Goal of the exercise: Copy nothing before the line that contains "Serialize everything readable"; from there, transcribe each line exactly through the end of the material, omitting pictures.
-- begin Dataset entries --
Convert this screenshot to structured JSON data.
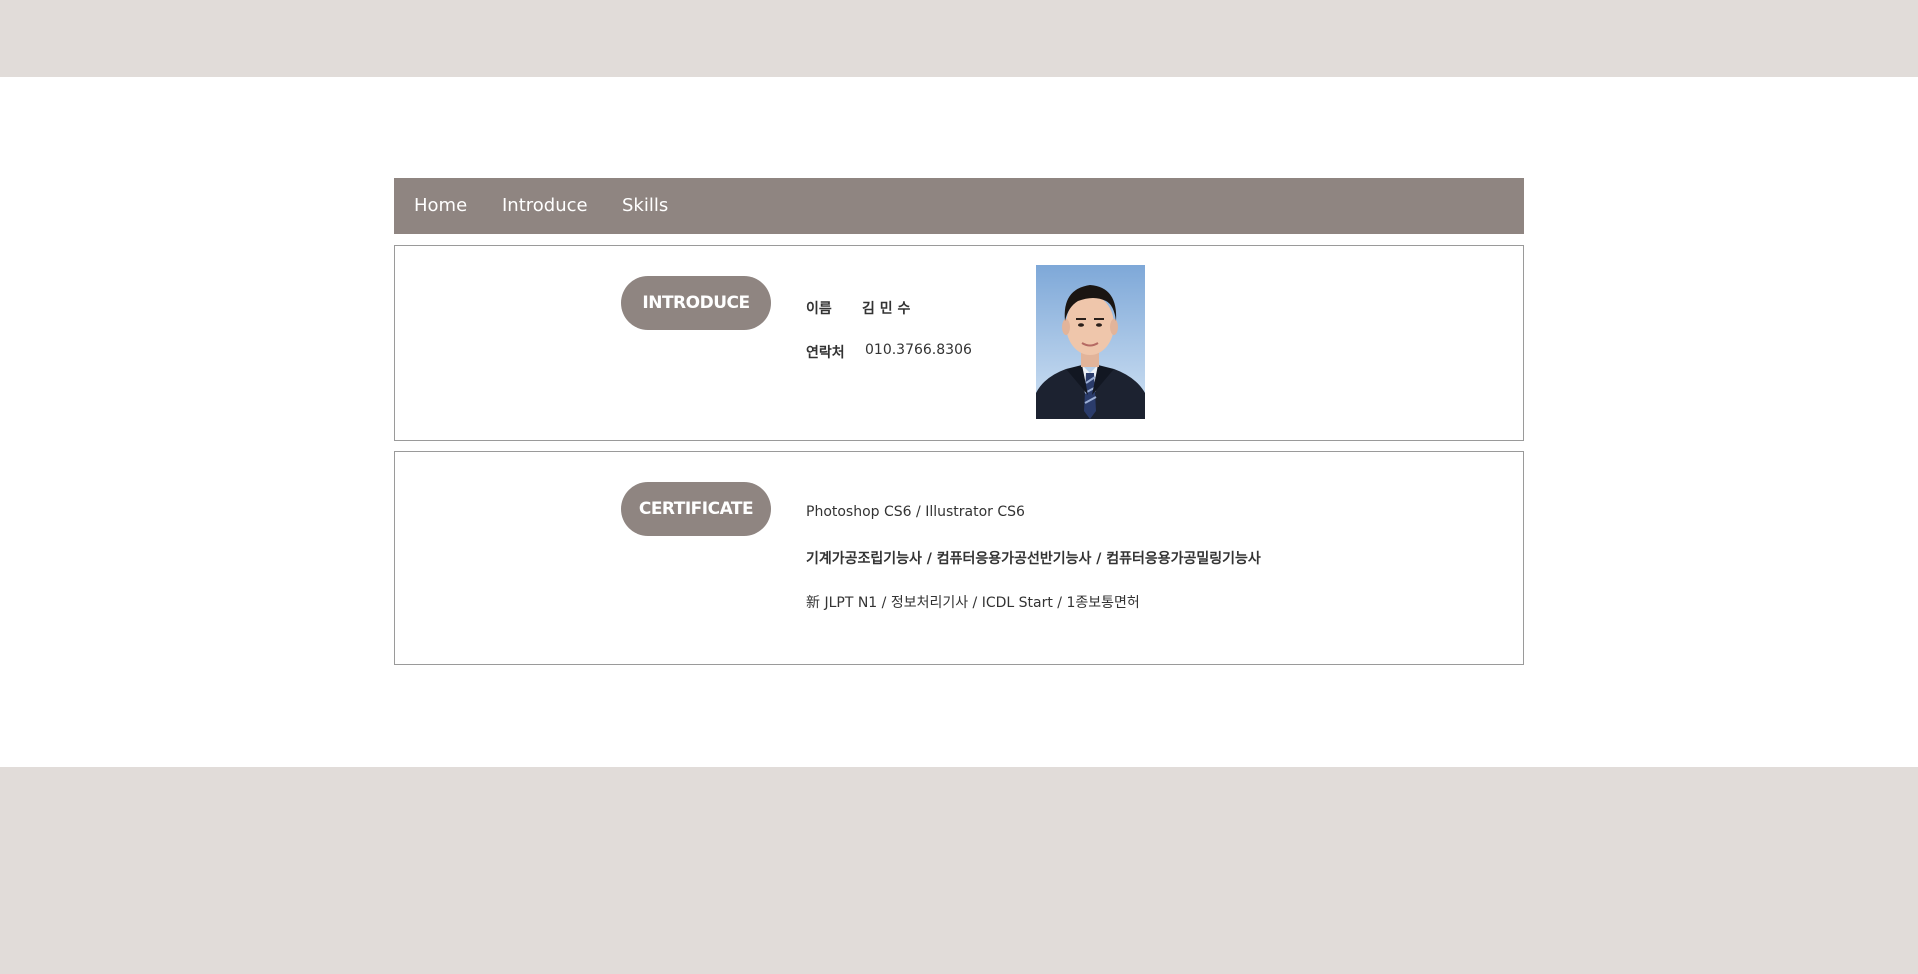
{
  "nav": {
    "items": [
      {
        "label": "Home"
      },
      {
        "label": "Introduce"
      },
      {
        "label": "Skills"
      }
    ]
  },
  "introduce": {
    "section_label": "INTRODUCE",
    "name_label": "이름",
    "name_value": "김 민 수",
    "contact_label": "연락처",
    "contact_value": "010.3766.8306"
  },
  "certificate": {
    "section_label": "CERTIFICATE",
    "lines": [
      "Photoshop CS6 / Illustrator CS6",
      "기계가공조립기능사 / 컴퓨터응용가공선반기능사 / 컴퓨터응용가공밀링기능사",
      "新 JLPT N1 / 정보처리기사 / ICDL Start / 1종보통면허"
    ]
  },
  "colors": {
    "accent": "#8f8581",
    "band": "#e1dcd9",
    "text": "#333333"
  }
}
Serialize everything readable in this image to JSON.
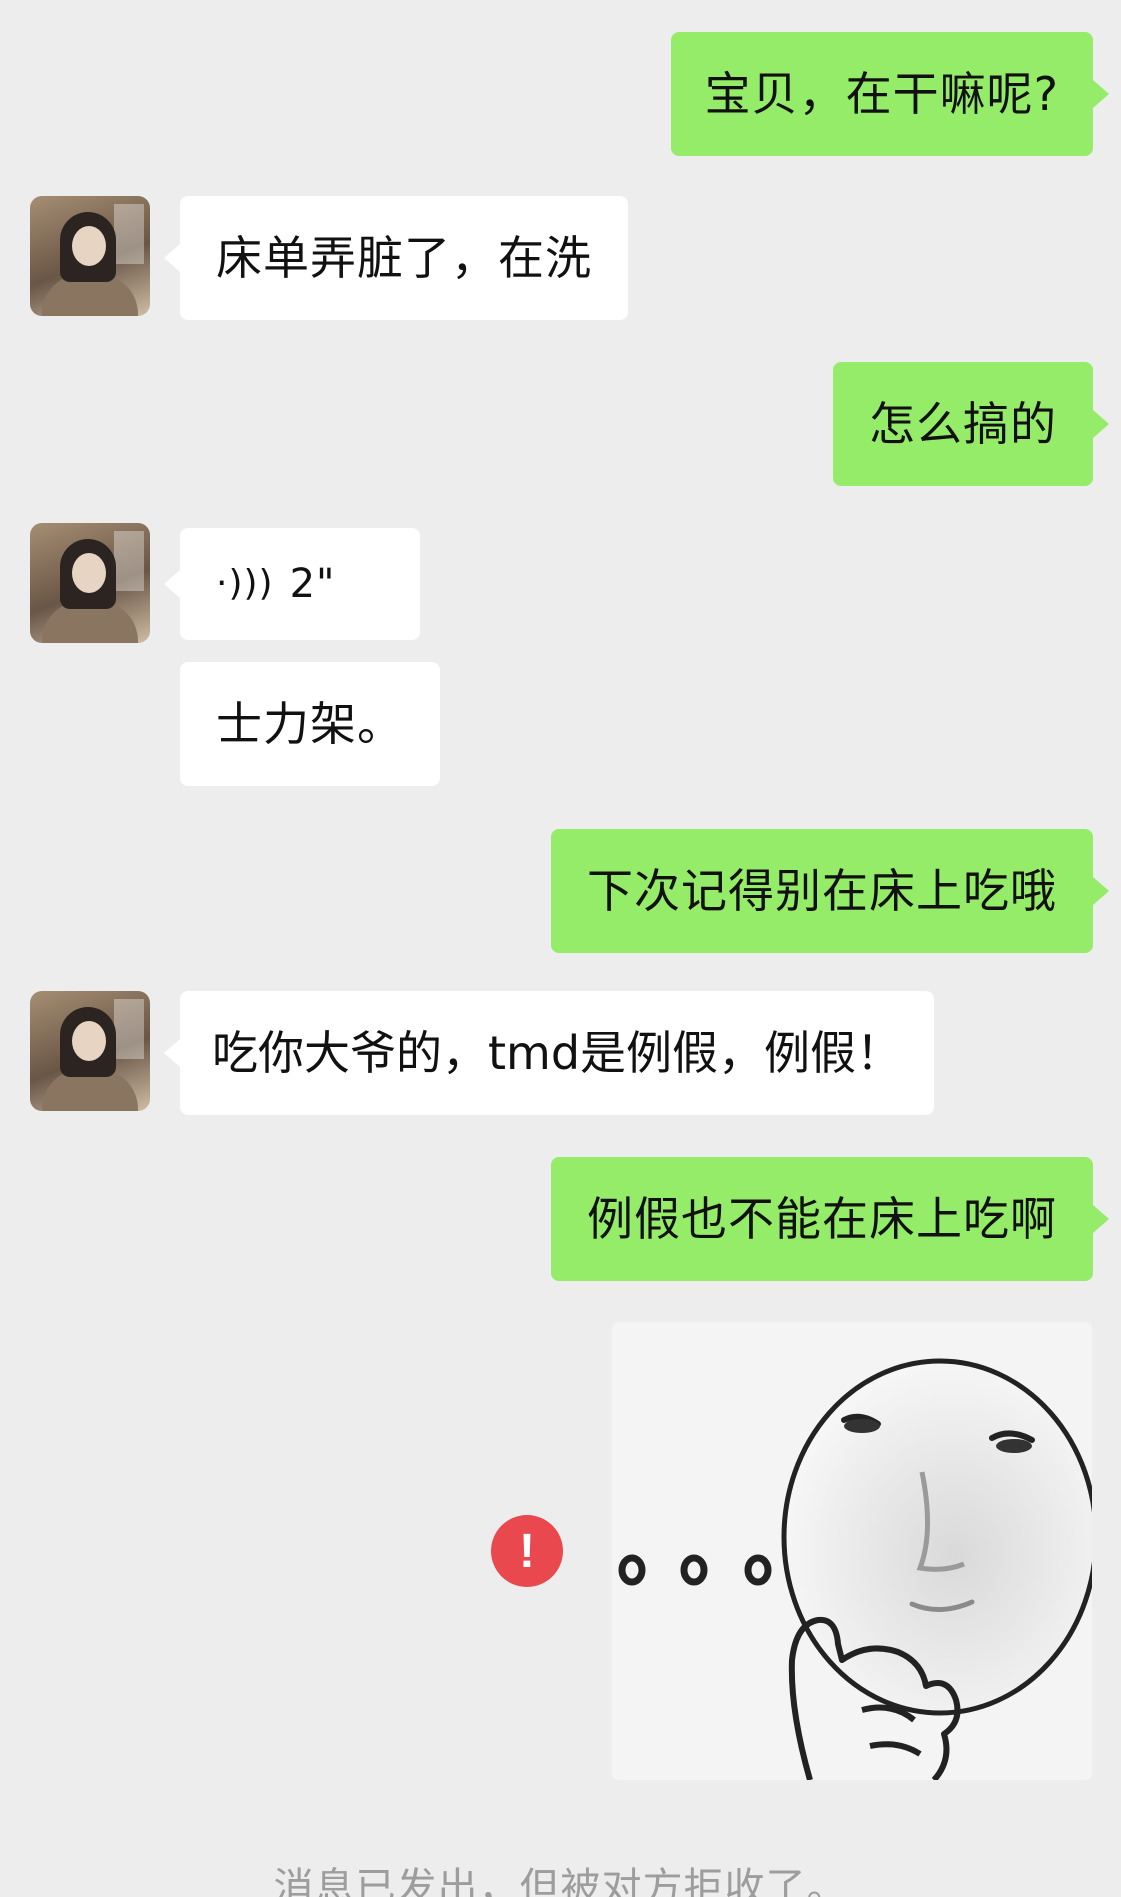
{
  "messages": [
    {
      "id": "m1",
      "side": "out",
      "text": "宝贝，在干嘛呢?"
    },
    {
      "id": "m2",
      "side": "in",
      "text": "床单弄脏了，在洗"
    },
    {
      "id": "m3",
      "side": "out",
      "text": "怎么搞的"
    },
    {
      "id": "m4",
      "side": "in",
      "type": "voice",
      "icon": "voice-wave-icon",
      "duration": "2\""
    },
    {
      "id": "m5",
      "side": "in",
      "text": "士力架。"
    },
    {
      "id": "m6",
      "side": "out",
      "text": "下次记得别在床上吃哦"
    },
    {
      "id": "m7",
      "side": "in",
      "text": "吃你大爷的，tmd是例假，例假！"
    },
    {
      "id": "m8",
      "side": "out",
      "text": "例假也不能在床上吃啊"
    },
    {
      "id": "m9",
      "side": "out",
      "type": "sticker",
      "icon": "meme-face-sticker",
      "status_icon": "error-icon",
      "status_glyph": "!"
    }
  ],
  "system_note": "消息已发出，但被对方拒收了。",
  "colors": {
    "background": "#ededed",
    "outgoing_bubble": "#95ec69",
    "incoming_bubble": "#ffffff",
    "error": "#e9484f",
    "system_text": "#9d9d9d"
  }
}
-- end Dataset entries --
Answer to the problem:
Serialize everything readable in this image to JSON.
{
  "messages": [
    {
      "id": "m1",
      "side": "out",
      "text": "宝贝，在干嘛呢?"
    },
    {
      "id": "m2",
      "side": "in",
      "text": "床单弄脏了，在洗"
    },
    {
      "id": "m3",
      "side": "out",
      "text": "怎么搞的"
    },
    {
      "id": "m4",
      "side": "in",
      "type": "voice",
      "icon": "voice-wave-icon",
      "duration": "2\""
    },
    {
      "id": "m5",
      "side": "in",
      "text": "士力架。"
    },
    {
      "id": "m6",
      "side": "out",
      "text": "下次记得别在床上吃哦"
    },
    {
      "id": "m7",
      "side": "in",
      "text": "吃你大爷的，tmd是例假，例假！"
    },
    {
      "id": "m8",
      "side": "out",
      "text": "例假也不能在床上吃啊"
    },
    {
      "id": "m9",
      "side": "out",
      "type": "sticker",
      "icon": "meme-face-sticker",
      "status_icon": "error-icon",
      "status_glyph": "!"
    }
  ],
  "system_note": "消息已发出，但被对方拒收了。",
  "colors": {
    "background": "#ededed",
    "outgoing_bubble": "#95ec69",
    "incoming_bubble": "#ffffff",
    "error": "#e9484f",
    "system_text": "#9d9d9d"
  }
}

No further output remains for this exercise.